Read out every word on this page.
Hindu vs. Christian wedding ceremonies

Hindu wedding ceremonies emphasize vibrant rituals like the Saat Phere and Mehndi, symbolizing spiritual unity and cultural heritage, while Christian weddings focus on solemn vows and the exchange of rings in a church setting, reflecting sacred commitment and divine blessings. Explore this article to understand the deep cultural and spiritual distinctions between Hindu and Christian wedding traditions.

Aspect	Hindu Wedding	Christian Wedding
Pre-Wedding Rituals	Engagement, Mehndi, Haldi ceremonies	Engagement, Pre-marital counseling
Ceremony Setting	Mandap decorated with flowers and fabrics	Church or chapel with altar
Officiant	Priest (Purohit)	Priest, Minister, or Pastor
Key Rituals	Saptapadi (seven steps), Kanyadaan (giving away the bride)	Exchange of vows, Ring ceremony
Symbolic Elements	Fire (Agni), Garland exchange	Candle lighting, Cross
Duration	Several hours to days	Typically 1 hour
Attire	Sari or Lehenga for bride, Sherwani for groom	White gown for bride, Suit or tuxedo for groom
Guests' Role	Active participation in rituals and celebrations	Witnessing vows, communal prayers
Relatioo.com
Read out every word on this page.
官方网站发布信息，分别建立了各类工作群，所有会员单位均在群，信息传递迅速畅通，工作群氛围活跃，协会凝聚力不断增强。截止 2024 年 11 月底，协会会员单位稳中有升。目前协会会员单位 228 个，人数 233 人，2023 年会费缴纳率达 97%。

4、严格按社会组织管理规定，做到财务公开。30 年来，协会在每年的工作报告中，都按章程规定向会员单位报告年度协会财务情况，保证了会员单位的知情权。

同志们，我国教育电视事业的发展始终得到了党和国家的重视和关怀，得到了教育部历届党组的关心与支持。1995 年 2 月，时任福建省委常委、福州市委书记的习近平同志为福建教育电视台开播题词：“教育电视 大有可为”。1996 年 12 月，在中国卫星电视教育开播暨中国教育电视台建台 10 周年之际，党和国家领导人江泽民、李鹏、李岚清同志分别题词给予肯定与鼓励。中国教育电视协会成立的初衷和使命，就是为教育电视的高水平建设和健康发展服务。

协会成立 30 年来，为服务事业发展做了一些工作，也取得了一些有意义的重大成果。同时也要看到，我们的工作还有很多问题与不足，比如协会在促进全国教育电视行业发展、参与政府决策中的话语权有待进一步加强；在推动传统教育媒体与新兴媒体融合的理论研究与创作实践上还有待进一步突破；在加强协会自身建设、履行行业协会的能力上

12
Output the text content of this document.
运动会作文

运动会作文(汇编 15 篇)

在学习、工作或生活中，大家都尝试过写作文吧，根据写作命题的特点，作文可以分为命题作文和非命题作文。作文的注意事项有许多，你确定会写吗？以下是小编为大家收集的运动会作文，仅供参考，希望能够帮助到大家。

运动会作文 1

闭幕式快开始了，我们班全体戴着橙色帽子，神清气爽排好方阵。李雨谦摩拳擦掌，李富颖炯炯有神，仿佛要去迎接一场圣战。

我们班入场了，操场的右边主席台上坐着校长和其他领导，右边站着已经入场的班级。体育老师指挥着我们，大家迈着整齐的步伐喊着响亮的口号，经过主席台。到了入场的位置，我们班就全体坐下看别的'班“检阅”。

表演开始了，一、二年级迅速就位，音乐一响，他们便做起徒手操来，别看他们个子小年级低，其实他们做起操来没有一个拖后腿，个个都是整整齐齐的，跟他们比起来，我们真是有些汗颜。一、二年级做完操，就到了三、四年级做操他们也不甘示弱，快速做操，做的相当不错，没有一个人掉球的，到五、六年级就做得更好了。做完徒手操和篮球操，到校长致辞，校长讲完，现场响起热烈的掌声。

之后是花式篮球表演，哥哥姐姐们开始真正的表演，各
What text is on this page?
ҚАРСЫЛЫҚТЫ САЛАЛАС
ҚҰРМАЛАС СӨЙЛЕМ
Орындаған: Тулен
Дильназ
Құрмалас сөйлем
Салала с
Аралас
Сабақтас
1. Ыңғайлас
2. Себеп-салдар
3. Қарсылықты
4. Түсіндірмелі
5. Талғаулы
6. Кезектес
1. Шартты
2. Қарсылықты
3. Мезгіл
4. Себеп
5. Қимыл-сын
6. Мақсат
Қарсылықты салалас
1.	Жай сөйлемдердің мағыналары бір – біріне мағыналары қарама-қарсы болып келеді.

★ ★ ★ ★ ★

### Exercise aim
Extract, word for word, each line of the listing above.

### Task output
Read out every word on this page.
Hindu vs. Christian wedding ceremonies

Hindu wedding ceremonies emphasize vibrant rituals like the Saat Phere and Mehndi, symbolizing spiritual unity and cultural heritage, while Christian weddings focus on solemn vows and the exchange of rings in a church setting, reflecting sacred commitment and divine blessings. Explore this article to understand the deep cultural and spiritual distinctions between Hindu and Christian wedding traditions.

Aspect	Hindu Wedding	Christian Wedding
Pre-Wedding Rituals	Engagement, Mehndi, Haldi ceremonies	Engagement, Pre-marital counseling
Ceremony Setting	Mandap decorated with flowers and fabrics	Church or chapel with altar
Officiant	Priest (Purohit)	Priest, Minister, or Pastor
Key Rituals	Saptapadi (seven steps), Kanyadaan (giving away the bride)	Exchange of vows, Ring ceremony
Symbolic Elements	Fire (Agni), Garland exchange	Candle lighting, Cross
Duration	Several hours to days	Typically 1 hour
Attire	Sari or Lehenga for bride, Sherwani for groom	White gown for bride, Suit or tuxedo for groom
Guests' Role	Active participation in rituals and celebrations	Witnessing vows, communal prayers
Relatioo.com
Read out every word on this page.
官方网站发布信息，分别建立了各类工作群，所有会员单位均在群，信息传递迅速畅通，工作群氛围活跃，协会凝聚力不断增强。截止 2024 年 11 月底，协会会员单位稳中有升。目前协会会员单位 228 个，人数 233 人，2023 年会费缴纳率达 97%。

4、严格按社会组织管理规定，做到财务公开。30 年来，协会在每年的工作报告中，都按章程规定向会员单位报告年度协会财务情况，保证了会员单位的知情权。

同志们，我国教育电视事业的发展始终得到了党和国家的重视和关怀，得到了教育部历届党组的关心与支持。1995 年 2 月，时任福建省委常委、福州市委书记的习近平同志为福建教育电视台开播题词：“教育电视 大有可为”。1996 年 12 月，在中国卫星电视教育开播暨中国教育电视台建台 10 周年之际，党和国家领导人江泽民、李鹏、李岚清同志分别题词给予肯定与鼓励。中国教育电视协会成立的初衷和使命，就是为教育电视的高水平建设和健康发展服务。

协会成立 30 年来，为服务事业发展做了一些工作，也取得了一些有意义的重大成果。同时也要看到，我们的工作还有很多问题与不足，比如协会在促进全国教育电视行业发展、参与政府决策中的话语权有待进一步加强；在推动传统教育媒体与新兴媒体融合的理论研究与创作实践上还有待进一步突破；在加强协会自身建设、履行行业协会的能力上

12
Output the text content of this document.
运动会作文

运动会作文(汇编 15 篇)

在学习、工作或生活中，大家都尝试过写作文吧，根据写作命题的特点，作文可以分为命题作文和非命题作文。作文的注意事项有许多，你确定会写吗？以下是小编为大家收集的运动会作文，仅供参考，希望能够帮助到大家。

运动会作文 1

闭幕式快开始了，我们班全体戴着橙色帽子，神清气爽排好方阵。李雨谦摩拳擦掌，李富颖炯炯有神，仿佛要去迎接一场圣战。

我们班入场了，操场的右边主席台上坐着校长和其他领导，右边站着已经入场的班级。体育老师指挥着我们，大家迈着整齐的步伐喊着响亮的口号，经过主席台。到了入场的位置，我们班就全体坐下看别的'班“检阅”。

表演开始了，一、二年级迅速就位，音乐一响，他们便做起徒手操来，别看他们个子小年级低，其实他们做起操来没有一个拖后腿，个个都是整整齐齐的，跟他们比起来，我们真是有些汗颜。一、二年级做完操，就到了三、四年级做操他们也不甘示弱，快速做操，做的相当不错，没有一个人掉球的，到五、六年级就做得更好了。做完徒手操和篮球操，到校长致辞，校长讲完，现场响起热烈的掌声。

之后是花式篮球表演，哥哥姐姐们开始真正的表演，各
What text is on this page?
ҚАРСЫЛЫҚТЫ САЛАЛАС
ҚҰРМАЛАС СӨЙЛЕМ
Орындаған: Тулен
Дильназ
Құрмалас сөйлем
Салала с
Аралас
Сабақтас
1. Ыңғайлас
2. Себеп-салдар
3. Қарсылықты
4. Түсіндірмелі
5. Талғаулы
6. Кезектес
1. Шартты
2. Қарсылықты
3. Мезгіл
4. Себеп
5. Қимыл-сын
6. Мақсат
Қарсылықты салалас
1.	Жай сөйлемдердің мағыналары бір – біріне мағыналары қарама-қарсы болып келеді.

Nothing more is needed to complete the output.